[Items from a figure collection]
* * * * * * *
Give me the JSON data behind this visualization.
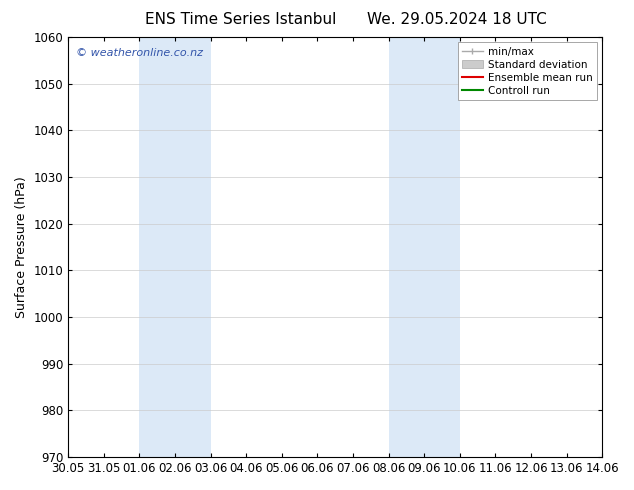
{
  "title_left": "ENS Time Series Istanbul",
  "title_right": "We. 29.05.2024 18 UTC",
  "ylabel": "Surface Pressure (hPa)",
  "ylim": [
    970,
    1060
  ],
  "yticks": [
    970,
    980,
    990,
    1000,
    1010,
    1020,
    1030,
    1040,
    1050,
    1060
  ],
  "xtick_labels": [
    "30.05",
    "31.05",
    "01.06",
    "02.06",
    "03.06",
    "04.06",
    "05.06",
    "06.06",
    "07.06",
    "08.06",
    "09.06",
    "10.06",
    "11.06",
    "12.06",
    "13.06",
    "14.06"
  ],
  "xtick_positions": [
    0,
    1,
    2,
    3,
    4,
    5,
    6,
    7,
    8,
    9,
    10,
    11,
    12,
    13,
    14,
    15
  ],
  "shade_regions": [
    {
      "xmin": 2,
      "xmax": 4
    },
    {
      "xmin": 9,
      "xmax": 11
    }
  ],
  "shade_color": "#dce9f7",
  "watermark_text": "© weatheronline.co.nz",
  "watermark_color": "#3355aa",
  "legend_items": [
    {
      "label": "min/max",
      "color": "#aaaaaa",
      "lw": 1.0
    },
    {
      "label": "Standard deviation",
      "color": "#cccccc",
      "lw": 6
    },
    {
      "label": "Ensemble mean run",
      "color": "#dd0000",
      "lw": 1.5
    },
    {
      "label": "Controll run",
      "color": "#008800",
      "lw": 1.5
    }
  ],
  "bg_color": "#ffffff",
  "grid_color": "#cccccc",
  "title_fontsize": 11,
  "axis_fontsize": 9,
  "tick_fontsize": 8.5,
  "legend_fontsize": 7.5
}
* * * * * * *
Aim = Print every record above exactly as written, leaving out the pictures.

The solution =
Give me the JSON data behind this visualization.
{
  "title_left": "ENS Time Series Istanbul",
  "title_right": "We. 29.05.2024 18 UTC",
  "ylabel": "Surface Pressure (hPa)",
  "ylim": [
    970,
    1060
  ],
  "yticks": [
    970,
    980,
    990,
    1000,
    1010,
    1020,
    1030,
    1040,
    1050,
    1060
  ],
  "xtick_labels": [
    "30.05",
    "31.05",
    "01.06",
    "02.06",
    "03.06",
    "04.06",
    "05.06",
    "06.06",
    "07.06",
    "08.06",
    "09.06",
    "10.06",
    "11.06",
    "12.06",
    "13.06",
    "14.06"
  ],
  "xtick_positions": [
    0,
    1,
    2,
    3,
    4,
    5,
    6,
    7,
    8,
    9,
    10,
    11,
    12,
    13,
    14,
    15
  ],
  "shade_regions": [
    {
      "xmin": 2,
      "xmax": 4
    },
    {
      "xmin": 9,
      "xmax": 11
    }
  ],
  "shade_color": "#dce9f7",
  "watermark_text": "© weatheronline.co.nz",
  "watermark_color": "#3355aa",
  "legend_items": [
    {
      "label": "min/max",
      "color": "#aaaaaa",
      "lw": 1.0
    },
    {
      "label": "Standard deviation",
      "color": "#cccccc",
      "lw": 6
    },
    {
      "label": "Ensemble mean run",
      "color": "#dd0000",
      "lw": 1.5
    },
    {
      "label": "Controll run",
      "color": "#008800",
      "lw": 1.5
    }
  ],
  "bg_color": "#ffffff",
  "grid_color": "#cccccc",
  "title_fontsize": 11,
  "axis_fontsize": 9,
  "tick_fontsize": 8.5,
  "legend_fontsize": 7.5
}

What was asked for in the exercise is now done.